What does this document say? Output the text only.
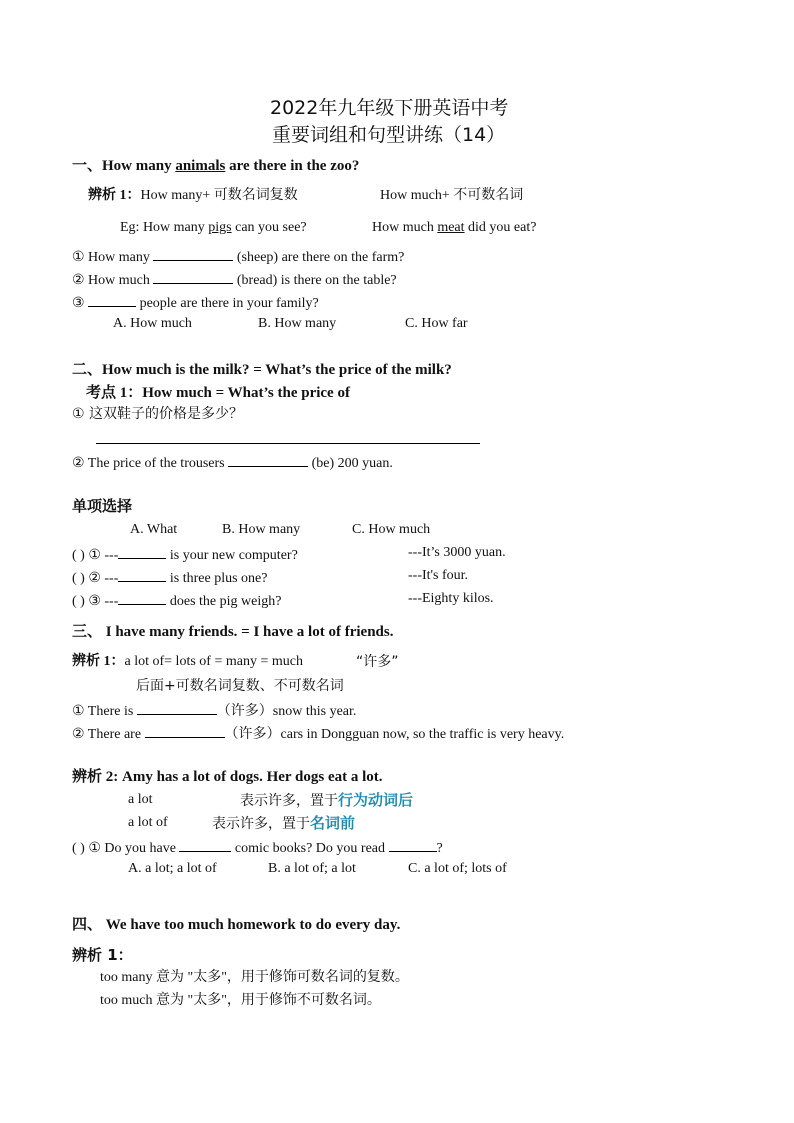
2022年九年级下册英语中考
重要词组和句型讲练（14）
一、How many animals are there in the zoo?
辨析 1：How many+ 可数名词复数	How much+ 不可数名词
Eg: How many pigs can you see?	How much meat did you eat?
① How many	(sheep) are there on the farm?
② How much	(bread) is there on the table?
③	people are there in your family?
A. How much	B. How many	C. How far
二、How much is the milk? = What’s the price of the milk?
考点 1：How much = What’s the price of
① 这双鞋子的价格是多少？
② The price of the trousers	(be) 200 yuan.
单项选择
A. What	B. How many	C. How much
( ) ① ---	is your new computer?	---It’s 3000 yuan.
( ) ② ---	is three plus one?	---It's four.
( ) ③ ---	does the pig weigh?	---Eighty kilos.
三、 I have many friends. = I have a lot of friends.
辨析 1：a lot of= lots of = many = much	“许多”
后面+可数名词复数、不可数名词
① There is	（许多）snow this year.
② There are	（许多）cars in Dongguan now, so the traffic is very heavy.
辨析 2: Amy has a lot of dogs. Her dogs eat a lot.
a lot	表示许多，置于行为动词后
a lot of	表示许多，置于名词前
( ) ① Do you have	comic books? Do you read	?
A. a lot; a lot of	B. a lot of; a lot	C. a lot of; lots of
四、 We have too much homework to do every day.
辨析 1：
too many 意为 "太多"，用于修饰可数名词的复数。
too much 意为 "太多"，用于修饰不可数名词。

-=-=-

- _Exercise requirements_:
Extract every line from the records above that contains the word "yuan".

- _Answer for this exercise_:
② The price of the trousers	(be) 200 yuan.
( ) ① ---	is your new computer?	---It’s 3000 yuan.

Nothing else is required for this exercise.